▶ YOUR GOAL
Repeat, exactly and in full, the lines of the listing below, but without any pictures.

..........

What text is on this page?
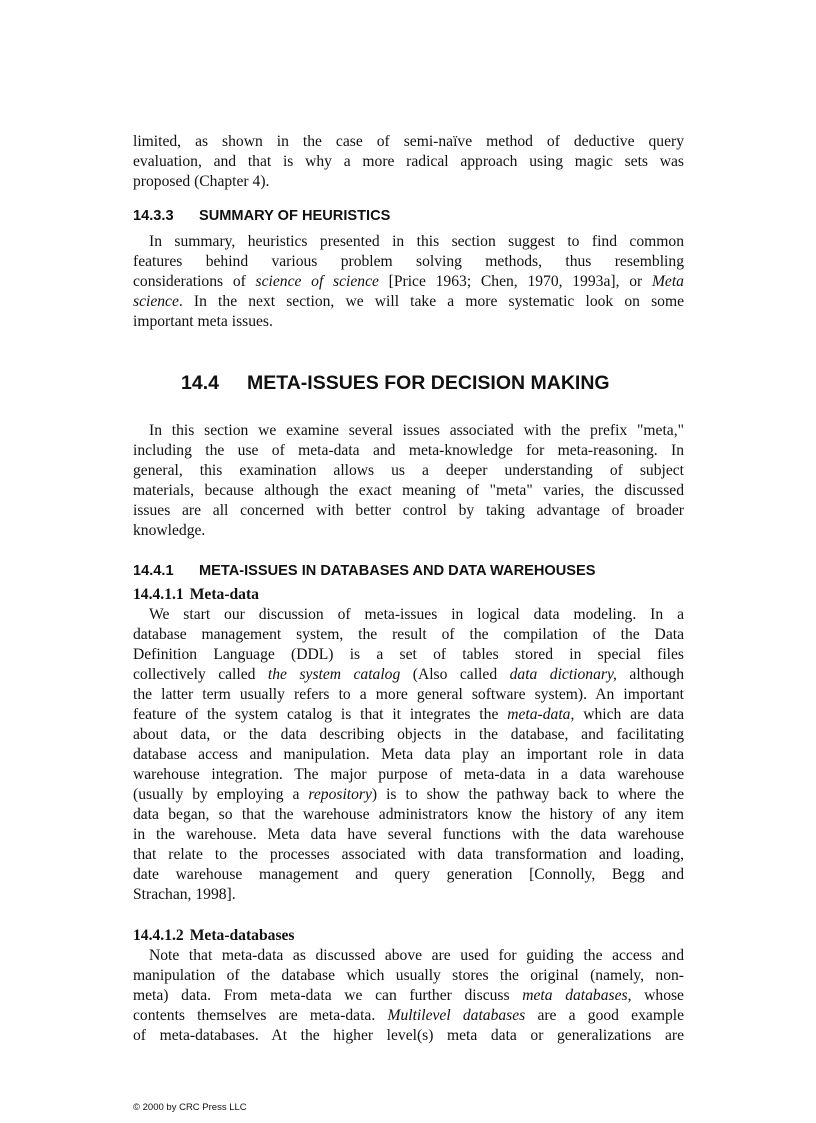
limited, as shown in the case of semi-naïve method of deductive query
evaluation, and that is why a more radical approach using magic sets was
proposed (Chapter 4).
14.3.3 SUMMARY OF HEURISTICS
In summary, heuristics presented in this section suggest to find common
features behind various problem solving methods, thus resembling
considerations of science of science [Price 1963; Chen, 1970, 1993a], or Meta
science. In the next section, we will take a more systematic look on some
important meta issues.
14.4 META-ISSUES FOR DECISION MAKING
In this section we examine several issues associated with the prefix "meta,"
including the use of meta-data and meta-knowledge for meta-reasoning. In
general, this examination allows us a deeper understanding of subject
materials, because although the exact meaning of "meta" varies, the discussed
issues are all concerned with better control by taking advantage of broader
knowledge.
14.4.1 META-ISSUES IN DATABASES AND DATA WAREHOUSES
14.4.1.1 Meta-data
We start our discussion of meta-issues in logical data modeling. In a
database management system, the result of the compilation of the Data
Definition Language (DDL) is a set of tables stored in special files
collectively called the system catalog (Also called data dictionary, although
the latter term usually refers to a more general software system). An important
feature of the system catalog is that it integrates the meta-data, which are data
about data, or the data describing objects in the database, and facilitating
database access and manipulation. Meta data play an important role in data
warehouse integration. The major purpose of meta-data in a data warehouse
(usually by employing a repository) is to show the pathway back to where the
data began, so that the warehouse administrators know the history of any item
in the warehouse. Meta data have several functions with the data warehouse
that relate to the processes associated with data transformation and loading,
date warehouse management and query generation [Connolly, Begg and
Strachan, 1998].
14.4.1.2 Meta-databases
Note that meta-data as discussed above are used for guiding the access and
manipulation of the database which usually stores the original (namely, non-
meta) data. From meta-data we can further discuss meta databases, whose
contents themselves are meta-data. Multilevel databases are a good example
of meta-databases. At the higher level(s) meta data or generalizations are
© 2000 by CRC Press LLC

..........

▶ TASK ANSWER
What text is on this page?
limited, as shown in the case of semi-naïve method of deductive query
evaluation, and that is why a more radical approach using magic sets was
proposed (Chapter 4).
14.3.3 SUMMARY OF HEURISTICS
In summary, heuristics presented in this section suggest to find common
features behind various problem solving methods, thus resembling
considerations of science of science [Price 1963; Chen, 1970, 1993a], or Meta
science. In the next section, we will take a more systematic look on some
important meta issues.
14.4 META-ISSUES FOR DECISION MAKING
In this section we examine several issues associated with the prefix "meta,"
including the use of meta-data and meta-knowledge for meta-reasoning. In
general, this examination allows us a deeper understanding of subject
materials, because although the exact meaning of "meta" varies, the discussed
issues are all concerned with better control by taking advantage of broader
knowledge.
14.4.1 META-ISSUES IN DATABASES AND DATA WAREHOUSES
14.4.1.1 Meta-data
We start our discussion of meta-issues in logical data modeling. In a
database management system, the result of the compilation of the Data
Definition Language (DDL) is a set of tables stored in special files
collectively called the system catalog (Also called data dictionary, although
the latter term usually refers to a more general software system). An important
feature of the system catalog is that it integrates the meta-data, which are data
about data, or the data describing objects in the database, and facilitating
database access and manipulation. Meta data play an important role in data
warehouse integration. The major purpose of meta-data in a data warehouse
(usually by employing a repository) is to show the pathway back to where the
data began, so that the warehouse administrators know the history of any item
in the warehouse. Meta data have several functions with the data warehouse
that relate to the processes associated with data transformation and loading,
date warehouse management and query generation [Connolly, Begg and
Strachan, 1998].
14.4.1.2 Meta-databases
Note that meta-data as discussed above are used for guiding the access and
manipulation of the database which usually stores the original (namely, non-
meta) data. From meta-data we can further discuss meta databases, whose
contents themselves are meta-data. Multilevel databases are a good example
of meta-databases. At the higher level(s) meta data or generalizations are
© 2000 by CRC Press LLC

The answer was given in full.